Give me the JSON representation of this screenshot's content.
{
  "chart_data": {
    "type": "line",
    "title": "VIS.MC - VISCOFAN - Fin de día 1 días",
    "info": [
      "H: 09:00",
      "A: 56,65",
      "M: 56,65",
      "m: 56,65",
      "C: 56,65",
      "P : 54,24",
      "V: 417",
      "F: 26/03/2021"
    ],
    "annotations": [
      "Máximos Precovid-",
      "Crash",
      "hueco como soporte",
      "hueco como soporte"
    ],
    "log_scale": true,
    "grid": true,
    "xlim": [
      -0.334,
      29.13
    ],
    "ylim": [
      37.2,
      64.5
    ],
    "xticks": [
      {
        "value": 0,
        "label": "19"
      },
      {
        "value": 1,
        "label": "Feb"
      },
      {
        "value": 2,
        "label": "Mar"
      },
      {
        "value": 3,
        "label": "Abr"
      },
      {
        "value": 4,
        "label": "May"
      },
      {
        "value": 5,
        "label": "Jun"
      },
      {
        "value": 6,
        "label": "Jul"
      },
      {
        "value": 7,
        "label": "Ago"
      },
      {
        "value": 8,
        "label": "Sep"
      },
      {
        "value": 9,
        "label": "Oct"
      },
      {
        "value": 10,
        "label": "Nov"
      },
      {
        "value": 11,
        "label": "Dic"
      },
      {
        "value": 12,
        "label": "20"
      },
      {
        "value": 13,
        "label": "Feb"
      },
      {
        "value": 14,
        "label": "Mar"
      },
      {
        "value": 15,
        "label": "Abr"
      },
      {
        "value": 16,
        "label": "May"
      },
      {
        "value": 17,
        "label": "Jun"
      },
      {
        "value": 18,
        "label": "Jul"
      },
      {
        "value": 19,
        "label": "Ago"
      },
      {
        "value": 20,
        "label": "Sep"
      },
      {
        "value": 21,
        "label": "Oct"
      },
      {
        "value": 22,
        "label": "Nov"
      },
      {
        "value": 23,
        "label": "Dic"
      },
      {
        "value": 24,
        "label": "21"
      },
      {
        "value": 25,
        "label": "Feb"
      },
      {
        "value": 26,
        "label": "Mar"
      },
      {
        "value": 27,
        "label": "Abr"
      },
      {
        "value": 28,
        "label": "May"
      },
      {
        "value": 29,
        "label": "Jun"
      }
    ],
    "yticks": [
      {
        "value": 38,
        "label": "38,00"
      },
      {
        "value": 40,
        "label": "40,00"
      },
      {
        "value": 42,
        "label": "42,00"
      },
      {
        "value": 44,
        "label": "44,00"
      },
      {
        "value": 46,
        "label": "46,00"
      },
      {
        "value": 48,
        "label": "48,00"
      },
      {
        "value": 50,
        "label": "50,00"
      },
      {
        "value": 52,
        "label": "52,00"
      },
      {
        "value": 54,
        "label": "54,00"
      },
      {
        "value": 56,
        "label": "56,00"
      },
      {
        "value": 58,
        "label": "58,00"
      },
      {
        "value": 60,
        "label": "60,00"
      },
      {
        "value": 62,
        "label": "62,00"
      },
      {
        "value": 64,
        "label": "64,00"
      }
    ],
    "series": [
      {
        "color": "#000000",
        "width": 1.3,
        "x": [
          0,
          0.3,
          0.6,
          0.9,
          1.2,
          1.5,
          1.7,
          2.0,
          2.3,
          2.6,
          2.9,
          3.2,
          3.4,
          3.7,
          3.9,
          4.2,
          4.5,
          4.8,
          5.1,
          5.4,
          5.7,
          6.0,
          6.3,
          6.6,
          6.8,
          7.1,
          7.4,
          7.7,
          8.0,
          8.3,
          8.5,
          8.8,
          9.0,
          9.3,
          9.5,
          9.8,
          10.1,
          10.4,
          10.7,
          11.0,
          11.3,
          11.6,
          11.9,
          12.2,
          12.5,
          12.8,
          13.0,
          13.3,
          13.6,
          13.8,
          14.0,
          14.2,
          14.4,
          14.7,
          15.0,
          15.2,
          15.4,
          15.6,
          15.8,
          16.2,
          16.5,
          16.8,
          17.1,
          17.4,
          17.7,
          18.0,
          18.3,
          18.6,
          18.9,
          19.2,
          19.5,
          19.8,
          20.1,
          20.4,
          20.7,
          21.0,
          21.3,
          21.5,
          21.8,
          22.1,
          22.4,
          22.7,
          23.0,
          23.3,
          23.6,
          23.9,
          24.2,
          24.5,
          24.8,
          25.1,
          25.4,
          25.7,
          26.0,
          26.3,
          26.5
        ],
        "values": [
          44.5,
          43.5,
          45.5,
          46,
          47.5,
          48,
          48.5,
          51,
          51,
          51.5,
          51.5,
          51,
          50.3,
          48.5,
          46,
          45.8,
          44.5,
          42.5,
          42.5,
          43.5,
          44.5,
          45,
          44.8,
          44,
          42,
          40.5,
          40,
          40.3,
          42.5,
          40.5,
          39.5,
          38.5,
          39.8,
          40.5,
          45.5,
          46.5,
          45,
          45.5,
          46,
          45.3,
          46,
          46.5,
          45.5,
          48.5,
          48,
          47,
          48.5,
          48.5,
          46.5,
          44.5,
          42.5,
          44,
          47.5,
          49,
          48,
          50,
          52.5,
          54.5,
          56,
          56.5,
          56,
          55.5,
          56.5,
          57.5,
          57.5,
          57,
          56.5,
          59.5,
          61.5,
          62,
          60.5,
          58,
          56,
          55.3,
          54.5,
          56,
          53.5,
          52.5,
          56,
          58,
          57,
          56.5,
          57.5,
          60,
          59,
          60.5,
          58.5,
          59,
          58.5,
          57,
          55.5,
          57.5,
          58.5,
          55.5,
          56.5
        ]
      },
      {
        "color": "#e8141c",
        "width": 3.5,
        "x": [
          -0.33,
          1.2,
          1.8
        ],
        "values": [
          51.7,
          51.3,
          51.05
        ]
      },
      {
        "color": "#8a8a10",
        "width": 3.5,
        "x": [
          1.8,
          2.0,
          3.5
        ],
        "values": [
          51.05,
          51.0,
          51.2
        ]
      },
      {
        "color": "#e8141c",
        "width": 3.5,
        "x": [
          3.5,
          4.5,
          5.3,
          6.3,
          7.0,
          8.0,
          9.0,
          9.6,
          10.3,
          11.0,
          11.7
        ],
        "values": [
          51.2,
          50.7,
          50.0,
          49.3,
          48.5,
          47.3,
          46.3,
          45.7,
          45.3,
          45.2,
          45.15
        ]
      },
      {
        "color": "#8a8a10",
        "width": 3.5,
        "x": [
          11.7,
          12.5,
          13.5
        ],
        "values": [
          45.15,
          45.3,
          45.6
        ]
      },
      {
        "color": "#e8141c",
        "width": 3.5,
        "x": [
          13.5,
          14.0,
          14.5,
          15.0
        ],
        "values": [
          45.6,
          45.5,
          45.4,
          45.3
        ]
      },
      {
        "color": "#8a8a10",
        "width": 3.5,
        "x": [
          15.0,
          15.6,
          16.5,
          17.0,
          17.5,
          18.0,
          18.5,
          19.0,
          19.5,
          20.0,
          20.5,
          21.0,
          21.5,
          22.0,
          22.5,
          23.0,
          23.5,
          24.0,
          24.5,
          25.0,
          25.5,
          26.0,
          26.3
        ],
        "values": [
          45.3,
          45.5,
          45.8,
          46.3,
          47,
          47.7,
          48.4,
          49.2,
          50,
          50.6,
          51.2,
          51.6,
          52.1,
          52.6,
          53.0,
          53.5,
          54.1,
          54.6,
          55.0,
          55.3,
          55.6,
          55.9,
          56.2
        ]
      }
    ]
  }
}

──────────────────────────────

#### [Exercise brief]
Tally the lines of the data that contain the string "como" and report the total alone.

#### [The response]
2